**DESCRIPTION OF THE TASK**
Tally the lines holding "title" and state only that figure.

----- RECORD EXCERPTS

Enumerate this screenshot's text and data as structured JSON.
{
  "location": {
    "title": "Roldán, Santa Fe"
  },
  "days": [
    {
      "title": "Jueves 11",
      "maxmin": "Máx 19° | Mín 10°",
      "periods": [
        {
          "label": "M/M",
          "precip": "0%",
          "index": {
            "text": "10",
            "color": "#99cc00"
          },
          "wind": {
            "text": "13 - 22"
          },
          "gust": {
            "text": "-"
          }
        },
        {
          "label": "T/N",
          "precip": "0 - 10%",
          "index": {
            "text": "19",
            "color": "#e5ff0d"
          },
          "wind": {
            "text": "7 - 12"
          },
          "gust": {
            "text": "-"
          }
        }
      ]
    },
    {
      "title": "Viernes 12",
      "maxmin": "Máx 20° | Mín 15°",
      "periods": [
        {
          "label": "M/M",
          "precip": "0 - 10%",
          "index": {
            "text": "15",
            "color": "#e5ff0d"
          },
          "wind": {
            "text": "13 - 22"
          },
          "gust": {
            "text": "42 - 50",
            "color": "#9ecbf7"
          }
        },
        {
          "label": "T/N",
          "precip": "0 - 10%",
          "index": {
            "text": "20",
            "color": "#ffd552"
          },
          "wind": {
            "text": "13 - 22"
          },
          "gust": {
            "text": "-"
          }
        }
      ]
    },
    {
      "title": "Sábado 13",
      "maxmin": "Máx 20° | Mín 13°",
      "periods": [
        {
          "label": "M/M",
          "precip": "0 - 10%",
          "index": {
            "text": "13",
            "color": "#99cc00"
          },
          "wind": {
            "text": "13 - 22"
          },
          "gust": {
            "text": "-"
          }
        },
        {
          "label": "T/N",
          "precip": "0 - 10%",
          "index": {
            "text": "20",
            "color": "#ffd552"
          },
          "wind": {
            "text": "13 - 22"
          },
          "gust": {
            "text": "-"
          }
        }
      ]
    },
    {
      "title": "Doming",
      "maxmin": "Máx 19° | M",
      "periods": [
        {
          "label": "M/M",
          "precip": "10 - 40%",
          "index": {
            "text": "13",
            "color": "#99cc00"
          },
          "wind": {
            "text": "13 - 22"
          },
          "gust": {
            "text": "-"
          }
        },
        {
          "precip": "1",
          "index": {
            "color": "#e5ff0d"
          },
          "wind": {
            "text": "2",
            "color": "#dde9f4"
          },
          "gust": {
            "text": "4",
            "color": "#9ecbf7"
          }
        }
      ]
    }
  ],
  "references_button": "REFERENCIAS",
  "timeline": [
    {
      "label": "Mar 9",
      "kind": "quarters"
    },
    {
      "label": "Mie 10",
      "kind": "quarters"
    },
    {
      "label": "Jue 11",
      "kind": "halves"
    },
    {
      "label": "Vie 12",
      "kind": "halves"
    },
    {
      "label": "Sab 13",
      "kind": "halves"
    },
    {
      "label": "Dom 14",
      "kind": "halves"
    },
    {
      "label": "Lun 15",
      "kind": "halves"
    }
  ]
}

----------

**ANSWER TO THE PROBLEM**
5